* **Yönerge**: Gezi ve demokrasi konulu yazıda "bir kişi olursunuz, Abdullah’ı" ifadesini içeren sözcüklerle açılıp "yurttaş olduklarını hatırlattı." ile kapanan bölümü hiçbir değişiklik yapmadan yeniden yazınız.

* **Belge Metni**:

- - - -

Özgür Gürbüz-BirGün/ 1 Haziran 2014
Çizer: Faruk Tarınç |
Gezi, bize demokrasinin dört yılda bir kapınıza gelen
sandıktan ibaret olmadığını da hatırlattı.
Duble yol için verilen oy, o hükümetin dört yıllık tüm
icraatlarını onayladığınız anlamına gelmez. Gelirse, Okmeydanı Cemevi’nin
bahçesinde vurulan Uğur Kurt’un katili olursunuz. Ali İsmail Korkmaz’ı
Eskişehir’in ara sokaklarında öldüren sopaya dönersiniz. Vatandaşlıktan çıkar,
Mehmet İstif’i kanser yapan, Elif Çermik ve Metin Lokumcu’nun canını alan biber
gazına dönersiniz. Verdiğiniz bir oyla hükümetin tüm icraatlarına onay
verirseniz, kendinizi Güvenpark’ta bulursunuz. Bir bakmışsınız elinizde beylik
tabancanız, Ahmet Şahbaz olmuşsunuz; Ethem’i vurmuşsunuz. “Kimliği belirsiz”
bir kişi olursunuz, Abdullah’ı vuran kurşun kadar ufalırsınız. Vicdanınızı,
yüreğinizi yitirir, Mehmet Ayvalıtaş’ı ezer geçersiniz. 22 yaşındaki Ahmet
Atakan’ın canını alırsınız. Demokrasiyi bir partiye, bir kişiye dört yıllık
kayıtsız şartsız itaat anlaşması sanırsanız, Berkin’in evine götüremediği ekmek
her gün, üç öğün boğazınızda düğümlenir. Kula kulluk etmeye başlarsınız ve bir
süre sonra bakmışsınız ki artık yoksunuz. Gezi, o parka koşanlara var olduklarını
gösterdi, kul değil yurttaş olduklarını hatırlattı.

- - - -

* **Veri Satırları**:

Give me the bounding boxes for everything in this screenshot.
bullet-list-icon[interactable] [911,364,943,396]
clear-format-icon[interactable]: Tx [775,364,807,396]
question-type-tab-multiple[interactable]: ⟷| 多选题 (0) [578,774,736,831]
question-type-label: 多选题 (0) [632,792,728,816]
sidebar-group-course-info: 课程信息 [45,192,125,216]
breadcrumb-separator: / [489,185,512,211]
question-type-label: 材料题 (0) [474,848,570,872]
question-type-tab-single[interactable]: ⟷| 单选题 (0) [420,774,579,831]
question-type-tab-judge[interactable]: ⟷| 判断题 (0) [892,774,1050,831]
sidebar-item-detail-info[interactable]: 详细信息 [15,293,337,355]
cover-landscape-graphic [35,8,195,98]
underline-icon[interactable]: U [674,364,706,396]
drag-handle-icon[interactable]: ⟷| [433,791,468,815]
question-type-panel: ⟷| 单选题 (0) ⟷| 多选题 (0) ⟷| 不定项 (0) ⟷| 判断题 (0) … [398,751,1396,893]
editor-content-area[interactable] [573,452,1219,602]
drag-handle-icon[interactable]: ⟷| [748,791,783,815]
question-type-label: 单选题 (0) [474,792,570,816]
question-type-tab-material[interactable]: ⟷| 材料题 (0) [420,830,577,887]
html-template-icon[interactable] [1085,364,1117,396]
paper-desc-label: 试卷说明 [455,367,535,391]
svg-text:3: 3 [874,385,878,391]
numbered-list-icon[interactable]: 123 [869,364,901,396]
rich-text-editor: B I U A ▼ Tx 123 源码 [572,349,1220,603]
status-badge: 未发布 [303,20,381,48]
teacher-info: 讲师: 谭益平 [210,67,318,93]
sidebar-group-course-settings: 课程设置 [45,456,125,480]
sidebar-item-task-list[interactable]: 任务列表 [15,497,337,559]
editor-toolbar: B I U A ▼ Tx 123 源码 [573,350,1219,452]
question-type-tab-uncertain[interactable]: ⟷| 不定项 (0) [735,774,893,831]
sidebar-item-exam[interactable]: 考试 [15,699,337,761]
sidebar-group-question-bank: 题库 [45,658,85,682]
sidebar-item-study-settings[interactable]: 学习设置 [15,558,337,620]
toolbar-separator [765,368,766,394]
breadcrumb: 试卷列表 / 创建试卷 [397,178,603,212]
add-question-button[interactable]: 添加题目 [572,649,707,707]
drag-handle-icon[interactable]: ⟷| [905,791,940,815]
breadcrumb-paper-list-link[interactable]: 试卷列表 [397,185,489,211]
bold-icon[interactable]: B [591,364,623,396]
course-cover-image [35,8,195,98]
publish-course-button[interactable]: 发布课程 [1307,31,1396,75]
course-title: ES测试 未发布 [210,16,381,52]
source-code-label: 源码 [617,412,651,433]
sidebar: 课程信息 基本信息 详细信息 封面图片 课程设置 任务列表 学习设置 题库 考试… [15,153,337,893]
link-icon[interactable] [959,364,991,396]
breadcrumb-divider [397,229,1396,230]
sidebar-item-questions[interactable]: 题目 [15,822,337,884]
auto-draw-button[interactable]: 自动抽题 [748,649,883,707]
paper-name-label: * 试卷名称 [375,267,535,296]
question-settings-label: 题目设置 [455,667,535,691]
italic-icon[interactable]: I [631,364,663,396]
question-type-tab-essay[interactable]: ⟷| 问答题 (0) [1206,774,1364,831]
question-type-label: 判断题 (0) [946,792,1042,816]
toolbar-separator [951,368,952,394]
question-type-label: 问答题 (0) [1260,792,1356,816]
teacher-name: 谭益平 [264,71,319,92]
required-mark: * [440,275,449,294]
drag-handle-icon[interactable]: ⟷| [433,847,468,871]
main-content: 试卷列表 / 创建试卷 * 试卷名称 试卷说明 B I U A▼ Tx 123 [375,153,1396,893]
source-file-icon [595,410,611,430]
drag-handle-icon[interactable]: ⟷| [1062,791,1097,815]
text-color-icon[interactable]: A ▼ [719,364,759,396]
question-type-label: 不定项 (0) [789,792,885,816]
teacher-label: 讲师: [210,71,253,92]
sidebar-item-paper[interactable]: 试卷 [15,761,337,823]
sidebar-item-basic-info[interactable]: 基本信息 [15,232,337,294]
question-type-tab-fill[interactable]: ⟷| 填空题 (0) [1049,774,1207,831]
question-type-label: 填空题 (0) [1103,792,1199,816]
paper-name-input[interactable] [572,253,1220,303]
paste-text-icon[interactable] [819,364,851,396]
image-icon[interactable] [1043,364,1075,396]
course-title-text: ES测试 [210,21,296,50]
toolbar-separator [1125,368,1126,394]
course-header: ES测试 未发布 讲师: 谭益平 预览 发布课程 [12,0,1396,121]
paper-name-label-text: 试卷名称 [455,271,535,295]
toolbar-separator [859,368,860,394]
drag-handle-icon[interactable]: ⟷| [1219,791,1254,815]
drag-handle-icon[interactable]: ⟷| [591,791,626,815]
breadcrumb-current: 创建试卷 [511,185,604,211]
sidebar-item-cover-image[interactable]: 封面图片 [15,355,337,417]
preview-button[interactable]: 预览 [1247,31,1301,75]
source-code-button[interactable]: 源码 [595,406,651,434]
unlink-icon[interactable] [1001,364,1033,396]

- - - -

* **Görev Yanıtı**:
bir kişi olursunuz, Abdullah’ı vuran kurşun kadar ufalırsınız. Vicdanınızı,
yüreğinizi yitirir, Mehmet Ayvalıtaş’ı ezer geçersiniz. 22 yaşındaki Ahmet
Atakan’ın canını alırsınız. Demokrasiyi bir partiye, bir kişiye dört yıllık
kayıtsız şartsız itaat anlaşması sanırsanız, Berkin’in evine götüremediği ekmek
her gün, üç öğün boğazınızda düğümlenir. Kula kulluk etmeye başlarsınız ve bir
süre sonra bakmışsınız ki artık yoksunuz. Gezi, o parka koşanlara var olduklarını
gösterdi, kul değil yurttaş olduklarını hatırlattı.